[BEGIN Material to process]

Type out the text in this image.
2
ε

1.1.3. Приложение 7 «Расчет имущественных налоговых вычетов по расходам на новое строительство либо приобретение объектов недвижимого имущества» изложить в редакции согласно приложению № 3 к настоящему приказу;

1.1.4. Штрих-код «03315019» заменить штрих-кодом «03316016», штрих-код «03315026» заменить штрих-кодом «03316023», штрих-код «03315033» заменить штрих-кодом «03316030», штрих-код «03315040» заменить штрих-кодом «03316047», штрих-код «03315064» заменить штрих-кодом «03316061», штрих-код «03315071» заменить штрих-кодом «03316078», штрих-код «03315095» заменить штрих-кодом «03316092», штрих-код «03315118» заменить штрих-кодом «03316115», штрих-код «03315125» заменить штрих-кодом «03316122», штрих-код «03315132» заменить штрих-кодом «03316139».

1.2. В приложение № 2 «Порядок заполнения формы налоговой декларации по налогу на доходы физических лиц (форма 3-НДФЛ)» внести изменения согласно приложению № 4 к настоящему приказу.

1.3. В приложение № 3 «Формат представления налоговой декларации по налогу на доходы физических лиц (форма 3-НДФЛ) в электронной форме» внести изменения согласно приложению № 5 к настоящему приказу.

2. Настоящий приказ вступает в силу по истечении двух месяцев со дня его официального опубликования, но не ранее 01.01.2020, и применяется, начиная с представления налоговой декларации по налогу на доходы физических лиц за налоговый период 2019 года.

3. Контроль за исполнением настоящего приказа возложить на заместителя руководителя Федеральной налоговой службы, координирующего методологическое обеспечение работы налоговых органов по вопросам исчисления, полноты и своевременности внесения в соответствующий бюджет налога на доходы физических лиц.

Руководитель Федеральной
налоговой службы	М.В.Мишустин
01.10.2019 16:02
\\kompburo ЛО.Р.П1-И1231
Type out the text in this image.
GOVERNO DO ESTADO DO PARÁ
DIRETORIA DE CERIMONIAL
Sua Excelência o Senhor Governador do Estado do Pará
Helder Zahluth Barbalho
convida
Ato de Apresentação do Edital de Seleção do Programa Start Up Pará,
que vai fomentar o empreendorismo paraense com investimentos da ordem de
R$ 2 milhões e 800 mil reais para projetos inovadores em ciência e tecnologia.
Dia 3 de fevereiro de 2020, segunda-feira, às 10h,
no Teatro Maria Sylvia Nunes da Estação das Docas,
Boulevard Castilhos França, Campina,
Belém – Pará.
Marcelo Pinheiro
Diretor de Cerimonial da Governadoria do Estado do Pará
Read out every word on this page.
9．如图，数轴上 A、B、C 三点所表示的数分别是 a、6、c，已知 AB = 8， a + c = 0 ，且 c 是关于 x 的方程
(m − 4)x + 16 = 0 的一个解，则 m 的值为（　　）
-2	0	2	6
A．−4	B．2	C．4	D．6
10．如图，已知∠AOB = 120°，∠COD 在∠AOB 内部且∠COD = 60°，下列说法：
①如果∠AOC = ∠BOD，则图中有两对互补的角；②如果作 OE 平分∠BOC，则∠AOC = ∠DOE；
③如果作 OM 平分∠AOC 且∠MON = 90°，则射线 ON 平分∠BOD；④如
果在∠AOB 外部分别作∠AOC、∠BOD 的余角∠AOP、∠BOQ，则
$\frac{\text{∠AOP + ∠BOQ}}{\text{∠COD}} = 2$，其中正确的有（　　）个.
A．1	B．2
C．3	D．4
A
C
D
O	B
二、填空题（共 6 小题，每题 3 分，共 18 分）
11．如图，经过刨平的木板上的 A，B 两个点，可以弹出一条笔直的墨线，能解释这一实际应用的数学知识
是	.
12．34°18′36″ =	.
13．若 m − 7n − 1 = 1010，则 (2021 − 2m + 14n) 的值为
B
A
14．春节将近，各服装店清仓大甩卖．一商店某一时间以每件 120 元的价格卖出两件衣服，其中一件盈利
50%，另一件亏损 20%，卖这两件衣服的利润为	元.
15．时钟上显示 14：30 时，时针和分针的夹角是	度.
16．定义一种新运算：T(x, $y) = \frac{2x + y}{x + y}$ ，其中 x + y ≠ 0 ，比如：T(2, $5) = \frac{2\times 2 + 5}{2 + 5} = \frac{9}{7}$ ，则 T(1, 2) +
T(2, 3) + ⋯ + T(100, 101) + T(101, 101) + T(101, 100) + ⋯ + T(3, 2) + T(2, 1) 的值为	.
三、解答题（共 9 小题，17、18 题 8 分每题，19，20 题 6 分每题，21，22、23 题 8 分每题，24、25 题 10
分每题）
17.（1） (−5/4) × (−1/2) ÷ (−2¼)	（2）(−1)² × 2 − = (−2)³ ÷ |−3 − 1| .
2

[END Material to process]

§ The request
Every entry above should be retyped exactly as shown.

§ Output for this exercise
Type out the text in this image.
2
ε

1.1.3. Приложение 7 «Расчет имущественных налоговых вычетов по расходам на новое строительство либо приобретение объектов недвижимого имущества» изложить в редакции согласно приложению № 3 к настоящему приказу;

1.1.4. Штрих-код «03315019» заменить штрих-кодом «03316016», штрих-код «03315026» заменить штрих-кодом «03316023», штрих-код «03315033» заменить штрих-кодом «03316030», штрих-код «03315040» заменить штрих-кодом «03316047», штрих-код «03315064» заменить штрих-кодом «03316061», штрих-код «03315071» заменить штрих-кодом «03316078», штрих-код «03315095» заменить штрих-кодом «03316092», штрих-код «03315118» заменить штрих-кодом «03316115», штрих-код «03315125» заменить штрих-кодом «03316122», штрих-код «03315132» заменить штрих-кодом «03316139».

1.2. В приложение № 2 «Порядок заполнения формы налоговой декларации по налогу на доходы физических лиц (форма 3-НДФЛ)» внести изменения согласно приложению № 4 к настоящему приказу.

1.3. В приложение № 3 «Формат представления налоговой декларации по налогу на доходы физических лиц (форма 3-НДФЛ) в электронной форме» внести изменения согласно приложению № 5 к настоящему приказу.

2. Настоящий приказ вступает в силу по истечении двух месяцев со дня его официального опубликования, но не ранее 01.01.2020, и применяется, начиная с представления налоговой декларации по налогу на доходы физических лиц за налоговый период 2019 года.

3. Контроль за исполнением настоящего приказа возложить на заместителя руководителя Федеральной налоговой службы, координирующего методологическое обеспечение работы налоговых органов по вопросам исчисления, полноты и своевременности внесения в соответствующий бюджет налога на доходы физических лиц.

Руководитель Федеральной
налоговой службы	М.В.Мишустин
01.10.2019 16:02
\\kompburo ЛО.Р.П1-И1231
Type out the text in this image.
GOVERNO DO ESTADO DO PARÁ
DIRETORIA DE CERIMONIAL
Sua Excelência o Senhor Governador do Estado do Pará
Helder Zahluth Barbalho
convida
Ato de Apresentação do Edital de Seleção do Programa Start Up Pará,
que vai fomentar o empreendorismo paraense com investimentos da ordem de
R$ 2 milhões e 800 mil reais para projetos inovadores em ciência e tecnologia.
Dia 3 de fevereiro de 2020, segunda-feira, às 10h,
no Teatro Maria Sylvia Nunes da Estação das Docas,
Boulevard Castilhos França, Campina,
Belém – Pará.
Marcelo Pinheiro
Diretor de Cerimonial da Governadoria do Estado do Pará
Read out every word on this page.
9．如图，数轴上 A、B、C 三点所表示的数分别是 a、6、c，已知 AB = 8， a + c = 0 ，且 c 是关于 x 的方程
(m − 4)x + 16 = 0 的一个解，则 m 的值为（　　）
-2	0	2	6
A．−4	B．2	C．4	D．6
10．如图，已知∠AOB = 120°，∠COD 在∠AOB 内部且∠COD = 60°，下列说法：
①如果∠AOC = ∠BOD，则图中有两对互补的角；②如果作 OE 平分∠BOC，则∠AOC = ∠DOE；
③如果作 OM 平分∠AOC 且∠MON = 90°，则射线 ON 平分∠BOD；④如
果在∠AOB 外部分别作∠AOC、∠BOD 的余角∠AOP、∠BOQ，则
$\frac{\text{∠AOP + ∠BOQ}}{\text{∠COD}} = 2$，其中正确的有（　　）个.
A．1	B．2
C．3	D．4
A
C
D
O	B
二、填空题（共 6 小题，每题 3 分，共 18 分）
11．如图，经过刨平的木板上的 A，B 两个点，可以弹出一条笔直的墨线，能解释这一实际应用的数学知识
是	.
12．34°18′36″ =	.
13．若 m − 7n − 1 = 1010，则 (2021 − 2m + 14n) 的值为
B
A
14．春节将近，各服装店清仓大甩卖．一商店某一时间以每件 120 元的价格卖出两件衣服，其中一件盈利
50%，另一件亏损 20%，卖这两件衣服的利润为	元.
15．时钟上显示 14：30 时，时针和分针的夹角是	度.
16．定义一种新运算：T(x, $y) = \frac{2x + y}{x + y}$ ，其中 x + y ≠ 0 ，比如：T(2, $5) = \frac{2\times 2 + 5}{2 + 5} = \frac{9}{7}$ ，则 T(1, 2) +
T(2, 3) + ⋯ + T(100, 101) + T(101, 101) + T(101, 100) + ⋯ + T(3, 2) + T(2, 1) 的值为	.
三、解答题（共 9 小题，17、18 题 8 分每题，19，20 题 6 分每题，21，22、23 题 8 分每题，24、25 题 10
分每题）
17.（1） (−5/4) × (−1/2) ÷ (−2¼)	（2）(−1)² × 2 − = (−2)³ ÷ |−3 − 1| .
2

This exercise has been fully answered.